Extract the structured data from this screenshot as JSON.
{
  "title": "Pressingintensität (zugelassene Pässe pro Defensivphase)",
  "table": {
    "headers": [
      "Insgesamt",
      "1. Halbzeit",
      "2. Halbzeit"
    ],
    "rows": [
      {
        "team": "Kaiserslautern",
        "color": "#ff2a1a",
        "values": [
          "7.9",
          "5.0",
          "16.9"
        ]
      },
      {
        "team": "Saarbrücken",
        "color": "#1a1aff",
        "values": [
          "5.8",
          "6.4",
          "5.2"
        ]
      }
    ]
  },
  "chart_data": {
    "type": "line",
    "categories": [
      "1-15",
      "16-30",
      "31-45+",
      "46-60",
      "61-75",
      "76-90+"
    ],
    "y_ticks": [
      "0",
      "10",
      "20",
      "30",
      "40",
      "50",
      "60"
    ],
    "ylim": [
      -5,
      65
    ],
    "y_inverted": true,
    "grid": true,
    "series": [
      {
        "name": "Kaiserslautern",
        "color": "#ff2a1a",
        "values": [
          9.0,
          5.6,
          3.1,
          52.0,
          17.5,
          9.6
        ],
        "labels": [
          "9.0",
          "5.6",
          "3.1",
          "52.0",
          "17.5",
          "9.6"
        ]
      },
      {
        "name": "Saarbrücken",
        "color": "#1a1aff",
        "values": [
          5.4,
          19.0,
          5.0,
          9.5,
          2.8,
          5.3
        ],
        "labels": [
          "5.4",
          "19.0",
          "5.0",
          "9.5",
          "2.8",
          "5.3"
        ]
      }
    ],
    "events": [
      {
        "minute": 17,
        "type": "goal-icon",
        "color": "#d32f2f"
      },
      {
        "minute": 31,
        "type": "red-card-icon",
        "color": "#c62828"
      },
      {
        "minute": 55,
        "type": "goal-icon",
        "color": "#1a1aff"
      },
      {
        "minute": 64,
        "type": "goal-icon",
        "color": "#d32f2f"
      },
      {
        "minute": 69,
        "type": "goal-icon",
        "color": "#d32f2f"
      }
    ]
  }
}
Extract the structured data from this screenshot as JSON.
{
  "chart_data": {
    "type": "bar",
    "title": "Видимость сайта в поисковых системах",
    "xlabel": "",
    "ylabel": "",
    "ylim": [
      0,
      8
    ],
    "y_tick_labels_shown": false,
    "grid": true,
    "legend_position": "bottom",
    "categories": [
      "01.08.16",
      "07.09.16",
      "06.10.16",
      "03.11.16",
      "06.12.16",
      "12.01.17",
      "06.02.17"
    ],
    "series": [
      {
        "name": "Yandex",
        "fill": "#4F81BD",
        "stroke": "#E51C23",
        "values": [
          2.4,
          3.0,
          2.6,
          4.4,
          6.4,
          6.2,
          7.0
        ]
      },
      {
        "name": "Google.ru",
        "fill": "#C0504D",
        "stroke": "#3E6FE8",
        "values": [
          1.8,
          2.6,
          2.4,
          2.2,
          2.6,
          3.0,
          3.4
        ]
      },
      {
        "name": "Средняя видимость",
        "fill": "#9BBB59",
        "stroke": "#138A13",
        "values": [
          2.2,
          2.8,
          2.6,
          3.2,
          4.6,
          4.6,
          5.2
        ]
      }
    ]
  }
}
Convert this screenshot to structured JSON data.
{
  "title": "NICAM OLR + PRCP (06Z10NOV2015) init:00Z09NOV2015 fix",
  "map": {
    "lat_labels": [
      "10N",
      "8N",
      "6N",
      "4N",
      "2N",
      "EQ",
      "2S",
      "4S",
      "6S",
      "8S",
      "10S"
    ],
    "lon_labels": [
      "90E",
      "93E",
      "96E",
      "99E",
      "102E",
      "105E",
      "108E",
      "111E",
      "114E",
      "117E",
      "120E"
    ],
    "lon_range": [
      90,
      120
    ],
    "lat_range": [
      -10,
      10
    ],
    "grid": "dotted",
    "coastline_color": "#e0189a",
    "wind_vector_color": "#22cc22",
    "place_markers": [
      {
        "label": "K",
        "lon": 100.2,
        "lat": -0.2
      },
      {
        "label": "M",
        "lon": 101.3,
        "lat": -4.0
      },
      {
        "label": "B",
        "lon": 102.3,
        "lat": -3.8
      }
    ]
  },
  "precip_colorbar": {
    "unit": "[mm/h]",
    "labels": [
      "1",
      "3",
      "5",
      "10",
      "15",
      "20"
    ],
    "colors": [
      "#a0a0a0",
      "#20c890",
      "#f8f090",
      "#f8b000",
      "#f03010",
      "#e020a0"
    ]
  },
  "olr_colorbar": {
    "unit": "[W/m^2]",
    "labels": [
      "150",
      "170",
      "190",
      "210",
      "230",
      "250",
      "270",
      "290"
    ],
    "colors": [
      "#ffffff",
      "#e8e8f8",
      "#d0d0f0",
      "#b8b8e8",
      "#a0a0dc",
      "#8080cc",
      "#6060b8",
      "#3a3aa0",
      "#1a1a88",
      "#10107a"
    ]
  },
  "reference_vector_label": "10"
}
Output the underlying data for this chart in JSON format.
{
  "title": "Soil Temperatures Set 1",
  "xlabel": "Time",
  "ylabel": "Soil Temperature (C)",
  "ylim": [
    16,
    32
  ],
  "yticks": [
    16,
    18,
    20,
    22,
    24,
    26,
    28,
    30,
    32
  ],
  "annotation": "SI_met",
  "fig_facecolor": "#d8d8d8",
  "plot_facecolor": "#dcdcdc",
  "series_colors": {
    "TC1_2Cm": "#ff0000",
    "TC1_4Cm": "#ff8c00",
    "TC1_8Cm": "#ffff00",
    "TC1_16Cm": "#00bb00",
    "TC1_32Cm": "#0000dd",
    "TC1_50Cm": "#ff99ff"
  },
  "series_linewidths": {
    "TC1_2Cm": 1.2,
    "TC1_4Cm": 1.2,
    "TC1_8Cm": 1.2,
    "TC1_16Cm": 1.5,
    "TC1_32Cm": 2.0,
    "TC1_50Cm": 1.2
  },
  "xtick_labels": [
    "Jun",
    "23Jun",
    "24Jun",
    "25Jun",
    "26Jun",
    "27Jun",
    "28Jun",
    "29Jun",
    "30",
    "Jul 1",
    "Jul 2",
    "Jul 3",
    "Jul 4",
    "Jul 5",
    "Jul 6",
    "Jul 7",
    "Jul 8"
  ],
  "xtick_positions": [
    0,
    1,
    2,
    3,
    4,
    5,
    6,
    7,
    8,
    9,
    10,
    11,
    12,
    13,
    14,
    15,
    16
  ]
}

» THE EXERCISE
Retype the whole listing, matching it exactly.

» TASK RESULT
Extract the structured data from this screenshot as JSON.
{
  "title": "Pressingintensität (zugelassene Pässe pro Defensivphase)",
  "table": {
    "headers": [
      "Insgesamt",
      "1. Halbzeit",
      "2. Halbzeit"
    ],
    "rows": [
      {
        "team": "Kaiserslautern",
        "color": "#ff2a1a",
        "values": [
          "7.9",
          "5.0",
          "16.9"
        ]
      },
      {
        "team": "Saarbrücken",
        "color": "#1a1aff",
        "values": [
          "5.8",
          "6.4",
          "5.2"
        ]
      }
    ]
  },
  "chart_data": {
    "type": "line",
    "categories": [
      "1-15",
      "16-30",
      "31-45+",
      "46-60",
      "61-75",
      "76-90+"
    ],
    "y_ticks": [
      "0",
      "10",
      "20",
      "30",
      "40",
      "50",
      "60"
    ],
    "ylim": [
      -5,
      65
    ],
    "y_inverted": true,
    "grid": true,
    "series": [
      {
        "name": "Kaiserslautern",
        "color": "#ff2a1a",
        "values": [
          9.0,
          5.6,
          3.1,
          52.0,
          17.5,
          9.6
        ],
        "labels": [
          "9.0",
          "5.6",
          "3.1",
          "52.0",
          "17.5",
          "9.6"
        ]
      },
      {
        "name": "Saarbrücken",
        "color": "#1a1aff",
        "values": [
          5.4,
          19.0,
          5.0,
          9.5,
          2.8,
          5.3
        ],
        "labels": [
          "5.4",
          "19.0",
          "5.0",
          "9.5",
          "2.8",
          "5.3"
        ]
      }
    ],
    "events": [
      {
        "minute": 17,
        "type": "goal-icon",
        "color": "#d32f2f"
      },
      {
        "minute": 31,
        "type": "red-card-icon",
        "color": "#c62828"
      },
      {
        "minute": 55,
        "type": "goal-icon",
        "color": "#1a1aff"
      },
      {
        "minute": 64,
        "type": "goal-icon",
        "color": "#d32f2f"
      },
      {
        "minute": 69,
        "type": "goal-icon",
        "color": "#d32f2f"
      }
    ]
  }
}
Extract the structured data from this screenshot as JSON.
{
  "chart_data": {
    "type": "bar",
    "title": "Видимость сайта в поисковых системах",
    "xlabel": "",
    "ylabel": "",
    "ylim": [
      0,
      8
    ],
    "y_tick_labels_shown": false,
    "grid": true,
    "legend_position": "bottom",
    "categories": [
      "01.08.16",
      "07.09.16",
      "06.10.16",
      "03.11.16",
      "06.12.16",
      "12.01.17",
      "06.02.17"
    ],
    "series": [
      {
        "name": "Yandex",
        "fill": "#4F81BD",
        "stroke": "#E51C23",
        "values": [
          2.4,
          3.0,
          2.6,
          4.4,
          6.4,
          6.2,
          7.0
        ]
      },
      {
        "name": "Google.ru",
        "fill": "#C0504D",
        "stroke": "#3E6FE8",
        "values": [
          1.8,
          2.6,
          2.4,
          2.2,
          2.6,
          3.0,
          3.4
        ]
      },
      {
        "name": "Средняя видимость",
        "fill": "#9BBB59",
        "stroke": "#138A13",
        "values": [
          2.2,
          2.8,
          2.6,
          3.2,
          4.6,
          4.6,
          5.2
        ]
      }
    ]
  }
}
Convert this screenshot to structured JSON data.
{
  "title": "NICAM OLR + PRCP (06Z10NOV2015) init:00Z09NOV2015 fix",
  "map": {
    "lat_labels": [
      "10N",
      "8N",
      "6N",
      "4N",
      "2N",
      "EQ",
      "2S",
      "4S",
      "6S",
      "8S",
      "10S"
    ],
    "lon_labels": [
      "90E",
      "93E",
      "96E",
      "99E",
      "102E",
      "105E",
      "108E",
      "111E",
      "114E",
      "117E",
      "120E"
    ],
    "lon_range": [
      90,
      120
    ],
    "lat_range": [
      -10,
      10
    ],
    "grid": "dotted",
    "coastline_color": "#e0189a",
    "wind_vector_color": "#22cc22",
    "place_markers": [
      {
        "label": "K",
        "lon": 100.2,
        "lat": -0.2
      },
      {
        "label": "M",
        "lon": 101.3,
        "lat": -4.0
      },
      {
        "label": "B",
        "lon": 102.3,
        "lat": -3.8
      }
    ]
  },
  "precip_colorbar": {
    "unit": "[mm/h]",
    "labels": [
      "1",
      "3",
      "5",
      "10",
      "15",
      "20"
    ],
    "colors": [
      "#a0a0a0",
      "#20c890",
      "#f8f090",
      "#f8b000",
      "#f03010",
      "#e020a0"
    ]
  },
  "olr_colorbar": {
    "unit": "[W/m^2]",
    "labels": [
      "150",
      "170",
      "190",
      "210",
      "230",
      "250",
      "270",
      "290"
    ],
    "colors": [
      "#ffffff",
      "#e8e8f8",
      "#d0d0f0",
      "#b8b8e8",
      "#a0a0dc",
      "#8080cc",
      "#6060b8",
      "#3a3aa0",
      "#1a1a88",
      "#10107a"
    ]
  },
  "reference_vector_label": "10"
}
Output the underlying data for this chart in JSON format.
{
  "title": "Soil Temperatures Set 1",
  "xlabel": "Time",
  "ylabel": "Soil Temperature (C)",
  "ylim": [
    16,
    32
  ],
  "yticks": [
    16,
    18,
    20,
    22,
    24,
    26,
    28,
    30,
    32
  ],
  "annotation": "SI_met",
  "fig_facecolor": "#d8d8d8",
  "plot_facecolor": "#dcdcdc",
  "series_colors": {
    "TC1_2Cm": "#ff0000",
    "TC1_4Cm": "#ff8c00",
    "TC1_8Cm": "#ffff00",
    "TC1_16Cm": "#00bb00",
    "TC1_32Cm": "#0000dd",
    "TC1_50Cm": "#ff99ff"
  },
  "series_linewidths": {
    "TC1_2Cm": 1.2,
    "TC1_4Cm": 1.2,
    "TC1_8Cm": 1.2,
    "TC1_16Cm": 1.5,
    "TC1_32Cm": 2.0,
    "TC1_50Cm": 1.2
  },
  "xtick_labels": [
    "Jun",
    "23Jun",
    "24Jun",
    "25Jun",
    "26Jun",
    "27Jun",
    "28Jun",
    "29Jun",
    "30",
    "Jul 1",
    "Jul 2",
    "Jul 3",
    "Jul 4",
    "Jul 5",
    "Jul 6",
    "Jul 7",
    "Jul 8"
  ],
  "xtick_positions": [
    0,
    1,
    2,
    3,
    4,
    5,
    6,
    7,
    8,
    9,
    10,
    11,
    12,
    13,
    14,
    15,
    16
  ]
}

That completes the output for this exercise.